| Aim of the task |
Pictures within the data are to be left out; everything else must be reproduced exactly.

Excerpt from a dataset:
----

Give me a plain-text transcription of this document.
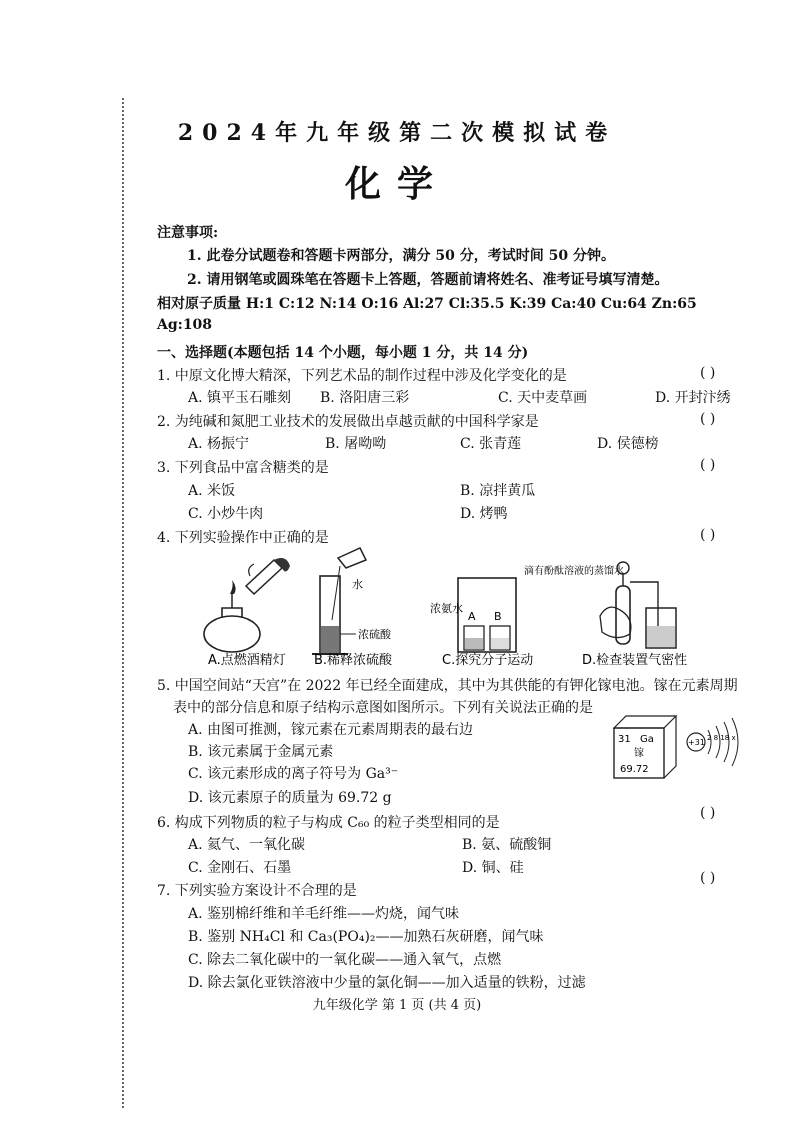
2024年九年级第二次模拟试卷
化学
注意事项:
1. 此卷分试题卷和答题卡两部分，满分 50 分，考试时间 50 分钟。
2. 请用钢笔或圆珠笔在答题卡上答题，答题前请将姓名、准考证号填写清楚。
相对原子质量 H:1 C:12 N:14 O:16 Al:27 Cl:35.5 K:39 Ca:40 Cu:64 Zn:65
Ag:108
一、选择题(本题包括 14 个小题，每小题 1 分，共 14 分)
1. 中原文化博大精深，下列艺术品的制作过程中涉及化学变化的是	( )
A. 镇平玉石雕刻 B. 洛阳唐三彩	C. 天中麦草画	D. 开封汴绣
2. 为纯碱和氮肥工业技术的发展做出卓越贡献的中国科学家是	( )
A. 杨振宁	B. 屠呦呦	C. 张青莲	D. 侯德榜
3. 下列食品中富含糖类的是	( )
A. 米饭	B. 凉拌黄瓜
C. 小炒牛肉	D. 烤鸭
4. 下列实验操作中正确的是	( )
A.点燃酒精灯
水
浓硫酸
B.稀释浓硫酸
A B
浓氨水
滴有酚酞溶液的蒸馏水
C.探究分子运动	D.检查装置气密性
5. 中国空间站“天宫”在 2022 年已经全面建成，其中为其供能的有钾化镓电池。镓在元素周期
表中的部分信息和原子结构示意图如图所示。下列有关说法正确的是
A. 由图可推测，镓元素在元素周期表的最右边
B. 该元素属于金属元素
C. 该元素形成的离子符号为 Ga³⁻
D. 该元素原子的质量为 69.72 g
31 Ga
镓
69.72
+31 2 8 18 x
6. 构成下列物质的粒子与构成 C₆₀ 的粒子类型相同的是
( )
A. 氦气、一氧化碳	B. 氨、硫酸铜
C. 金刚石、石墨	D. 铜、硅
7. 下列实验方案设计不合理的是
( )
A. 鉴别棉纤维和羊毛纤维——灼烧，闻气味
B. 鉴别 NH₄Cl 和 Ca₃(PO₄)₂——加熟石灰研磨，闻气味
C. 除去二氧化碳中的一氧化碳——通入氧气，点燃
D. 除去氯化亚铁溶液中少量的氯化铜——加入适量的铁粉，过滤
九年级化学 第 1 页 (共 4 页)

----

| Complete response |
Give me a plain-text transcription of this document.
2024年九年级第二次模拟试卷
化学
注意事项:
1. 此卷分试题卷和答题卡两部分，满分 50 分，考试时间 50 分钟。
2. 请用钢笔或圆珠笔在答题卡上答题，答题前请将姓名、准考证号填写清楚。
相对原子质量 H:1 C:12 N:14 O:16 Al:27 Cl:35.5 K:39 Ca:40 Cu:64 Zn:65
Ag:108
一、选择题(本题包括 14 个小题，每小题 1 分，共 14 分)
1. 中原文化博大精深，下列艺术品的制作过程中涉及化学变化的是	( )
A. 镇平玉石雕刻 B. 洛阳唐三彩	C. 天中麦草画	D. 开封汴绣
2. 为纯碱和氮肥工业技术的发展做出卓越贡献的中国科学家是	( )
A. 杨振宁	B. 屠呦呦	C. 张青莲	D. 侯德榜
3. 下列食品中富含糖类的是	( )
A. 米饭	B. 凉拌黄瓜
C. 小炒牛肉	D. 烤鸭
4. 下列实验操作中正确的是	( )
A.点燃酒精灯
水
浓硫酸
B.稀释浓硫酸
A B
浓氨水
滴有酚酞溶液的蒸馏水
C.探究分子运动	D.检查装置气密性
5. 中国空间站“天宫”在 2022 年已经全面建成，其中为其供能的有钾化镓电池。镓在元素周期
表中的部分信息和原子结构示意图如图所示。下列有关说法正确的是
A. 由图可推测，镓元素在元素周期表的最右边
B. 该元素属于金属元素
C. 该元素形成的离子符号为 Ga³⁻
D. 该元素原子的质量为 69.72 g
31 Ga
镓
69.72
+31 2 8 18 x
6. 构成下列物质的粒子与构成 C₆₀ 的粒子类型相同的是
( )
A. 氦气、一氧化碳	B. 氨、硫酸铜
C. 金刚石、石墨	D. 铜、硅
7. 下列实验方案设计不合理的是
( )
A. 鉴别棉纤维和羊毛纤维——灼烧，闻气味
B. 鉴别 NH₄Cl 和 Ca₃(PO₄)₂——加熟石灰研磨，闻气味
C. 除去二氧化碳中的一氧化碳——通入氧气，点燃
D. 除去氯化亚铁溶液中少量的氯化铜——加入适量的铁粉，过滤
九年级化学 第 1 页 (共 4 页)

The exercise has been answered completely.